--- START OF RECORDS ---
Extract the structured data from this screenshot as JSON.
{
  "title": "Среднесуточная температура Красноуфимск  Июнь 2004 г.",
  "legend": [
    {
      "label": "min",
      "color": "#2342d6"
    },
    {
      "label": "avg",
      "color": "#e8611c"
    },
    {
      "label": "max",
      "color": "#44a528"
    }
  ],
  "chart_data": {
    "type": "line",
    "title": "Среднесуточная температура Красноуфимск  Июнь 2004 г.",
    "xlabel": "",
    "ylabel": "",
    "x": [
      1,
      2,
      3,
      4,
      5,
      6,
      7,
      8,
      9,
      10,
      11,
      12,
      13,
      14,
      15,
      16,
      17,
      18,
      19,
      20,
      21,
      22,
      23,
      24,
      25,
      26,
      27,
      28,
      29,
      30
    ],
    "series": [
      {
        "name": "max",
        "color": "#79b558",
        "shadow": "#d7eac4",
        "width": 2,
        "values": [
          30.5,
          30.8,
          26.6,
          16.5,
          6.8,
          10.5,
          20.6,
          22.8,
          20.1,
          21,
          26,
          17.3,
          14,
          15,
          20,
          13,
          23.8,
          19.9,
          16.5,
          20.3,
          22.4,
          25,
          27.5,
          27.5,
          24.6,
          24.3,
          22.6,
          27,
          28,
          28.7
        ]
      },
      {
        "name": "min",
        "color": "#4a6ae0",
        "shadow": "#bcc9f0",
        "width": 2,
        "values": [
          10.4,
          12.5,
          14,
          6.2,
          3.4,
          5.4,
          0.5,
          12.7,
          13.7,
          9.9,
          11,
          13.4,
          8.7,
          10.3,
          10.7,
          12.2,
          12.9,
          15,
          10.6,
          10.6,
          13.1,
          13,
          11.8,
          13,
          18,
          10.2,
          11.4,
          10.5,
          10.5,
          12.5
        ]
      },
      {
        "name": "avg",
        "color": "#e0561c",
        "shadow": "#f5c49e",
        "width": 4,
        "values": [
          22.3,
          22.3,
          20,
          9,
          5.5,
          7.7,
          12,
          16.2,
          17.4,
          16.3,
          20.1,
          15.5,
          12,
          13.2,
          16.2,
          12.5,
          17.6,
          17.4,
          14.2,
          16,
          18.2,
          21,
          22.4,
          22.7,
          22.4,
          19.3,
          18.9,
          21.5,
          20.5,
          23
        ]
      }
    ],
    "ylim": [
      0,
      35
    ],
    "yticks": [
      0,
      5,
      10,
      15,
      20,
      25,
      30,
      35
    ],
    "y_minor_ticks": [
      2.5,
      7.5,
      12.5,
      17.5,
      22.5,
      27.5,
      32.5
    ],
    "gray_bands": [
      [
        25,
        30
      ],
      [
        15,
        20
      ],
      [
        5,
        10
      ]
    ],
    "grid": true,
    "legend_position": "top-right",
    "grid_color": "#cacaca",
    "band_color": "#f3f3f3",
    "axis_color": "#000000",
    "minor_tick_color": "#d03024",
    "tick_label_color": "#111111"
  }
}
--- END OF RECORDS ---
● **GIVEN EXERCISE**:
In full and verbatim, repeat the records given above.

● **TASK OUTPUT**:
Extract the structured data from this screenshot as JSON.
{
  "title": "Среднесуточная температура Красноуфимск  Июнь 2004 г.",
  "legend": [
    {
      "label": "min",
      "color": "#2342d6"
    },
    {
      "label": "avg",
      "color": "#e8611c"
    },
    {
      "label": "max",
      "color": "#44a528"
    }
  ],
  "chart_data": {
    "type": "line",
    "title": "Среднесуточная температура Красноуфимск  Июнь 2004 г.",
    "xlabel": "",
    "ylabel": "",
    "x": [
      1,
      2,
      3,
      4,
      5,
      6,
      7,
      8,
      9,
      10,
      11,
      12,
      13,
      14,
      15,
      16,
      17,
      18,
      19,
      20,
      21,
      22,
      23,
      24,
      25,
      26,
      27,
      28,
      29,
      30
    ],
    "series": [
      {
        "name": "max",
        "color": "#79b558",
        "shadow": "#d7eac4",
        "width": 2,
        "values": [
          30.5,
          30.8,
          26.6,
          16.5,
          6.8,
          10.5,
          20.6,
          22.8,
          20.1,
          21,
          26,
          17.3,
          14,
          15,
          20,
          13,
          23.8,
          19.9,
          16.5,
          20.3,
          22.4,
          25,
          27.5,
          27.5,
          24.6,
          24.3,
          22.6,
          27,
          28,
          28.7
        ]
      },
      {
        "name": "min",
        "color": "#4a6ae0",
        "shadow": "#bcc9f0",
        "width": 2,
        "values": [
          10.4,
          12.5,
          14,
          6.2,
          3.4,
          5.4,
          0.5,
          12.7,
          13.7,
          9.9,
          11,
          13.4,
          8.7,
          10.3,
          10.7,
          12.2,
          12.9,
          15,
          10.6,
          10.6,
          13.1,
          13,
          11.8,
          13,
          18,
          10.2,
          11.4,
          10.5,
          10.5,
          12.5
        ]
      },
      {
        "name": "avg",
        "color": "#e0561c",
        "shadow": "#f5c49e",
        "width": 4,
        "values": [
          22.3,
          22.3,
          20,
          9,
          5.5,
          7.7,
          12,
          16.2,
          17.4,
          16.3,
          20.1,
          15.5,
          12,
          13.2,
          16.2,
          12.5,
          17.6,
          17.4,
          14.2,
          16,
          18.2,
          21,
          22.4,
          22.7,
          22.4,
          19.3,
          18.9,
          21.5,
          20.5,
          23
        ]
      }
    ],
    "ylim": [
      0,
      35
    ],
    "yticks": [
      0,
      5,
      10,
      15,
      20,
      25,
      30,
      35
    ],
    "y_minor_ticks": [
      2.5,
      7.5,
      12.5,
      17.5,
      22.5,
      27.5,
      32.5
    ],
    "gray_bands": [
      [
        25,
        30
      ],
      [
        15,
        20
      ],
      [
        5,
        10
      ]
    ],
    "grid": true,
    "legend_position": "top-right",
    "grid_color": "#cacaca",
    "band_color": "#f3f3f3",
    "axis_color": "#000000",
    "minor_tick_color": "#d03024",
    "tick_label_color": "#111111"
  }
}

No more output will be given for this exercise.